### Objective
Skip the pictures. Reproduce all other material exactly.
— BEGIN Data supplied —
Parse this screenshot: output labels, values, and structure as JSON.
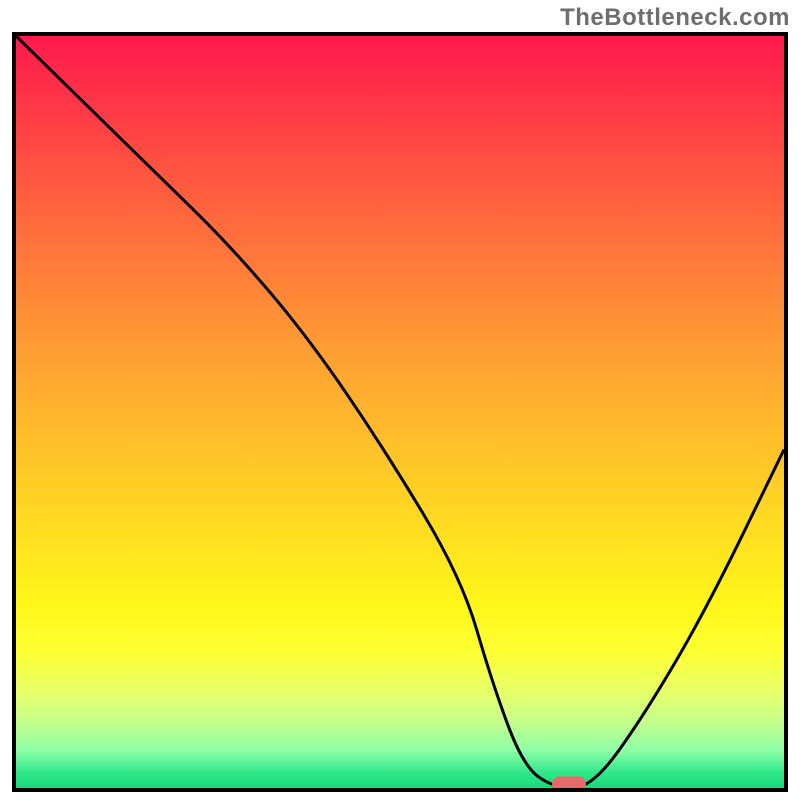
{
  "watermark": "TheBottleneck.com",
  "chart_data": {
    "type": "line",
    "title": "",
    "xlabel": "",
    "ylabel": "",
    "xlim": [
      0,
      100
    ],
    "ylim": [
      0,
      100
    ],
    "x": [
      0,
      8,
      18,
      28,
      38,
      48,
      58,
      62,
      66,
      70,
      75,
      82,
      90,
      100
    ],
    "values": [
      100,
      92,
      82,
      72,
      60,
      45,
      28,
      14,
      3,
      0,
      0,
      10,
      24,
      45
    ],
    "sweet_spot_x": 72,
    "sweet_spot_y": 0,
    "gradient_colors": {
      "top": "#ff1a4d",
      "mid": "#ffe31f",
      "bottom": "#18d977"
    },
    "marker_color": "#e46b6b"
  }
}
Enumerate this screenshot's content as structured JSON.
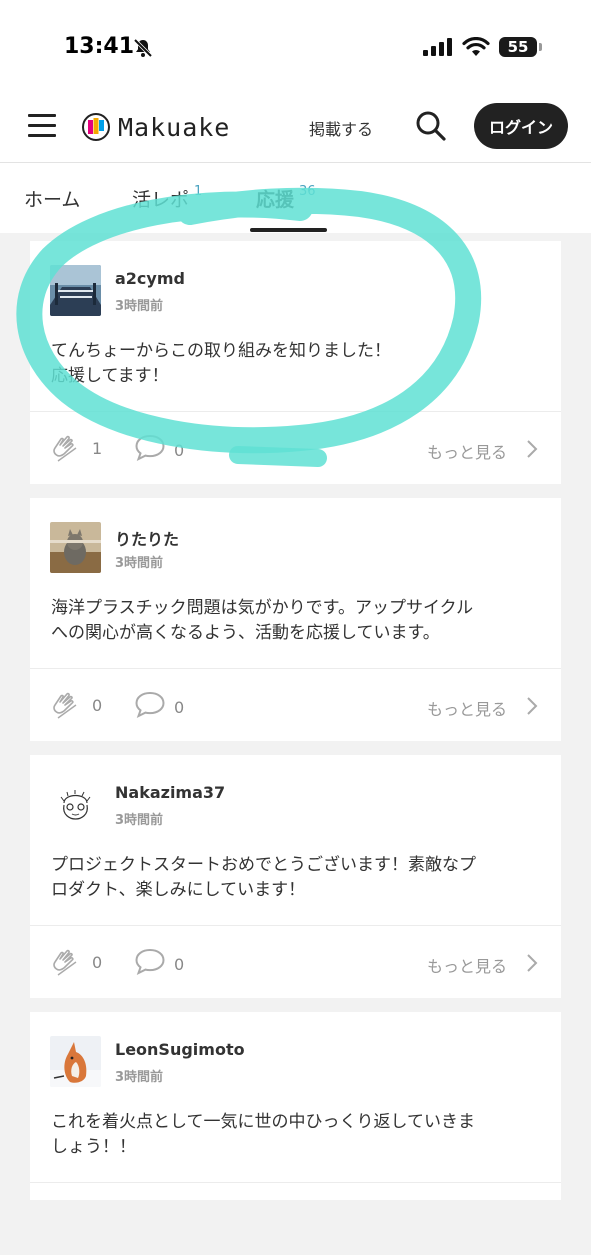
— END Data supplied —
### Completed task
Parse this screenshot: output labels, values, and structure as JSON.
{
  "watermark": "TheBottleneck.com",
  "chart_data": {
    "type": "line",
    "title": "",
    "xlabel": "",
    "ylabel": "",
    "xlim": [
      0,
      100
    ],
    "ylim": [
      0,
      100
    ],
    "x": [
      0,
      8,
      18,
      28,
      38,
      48,
      58,
      62,
      66,
      70,
      75,
      82,
      90,
      100
    ],
    "values": [
      100,
      92,
      82,
      72,
      60,
      45,
      28,
      14,
      3,
      0,
      0,
      10,
      24,
      45
    ],
    "sweet_spot_x": 72,
    "sweet_spot_y": 0,
    "gradient_colors": {
      "top": "#ff1a4d",
      "mid": "#ffe31f",
      "bottom": "#18d977"
    },
    "marker_color": "#e46b6b"
  }
}
Enumerate this screenshot's content as structured JSON.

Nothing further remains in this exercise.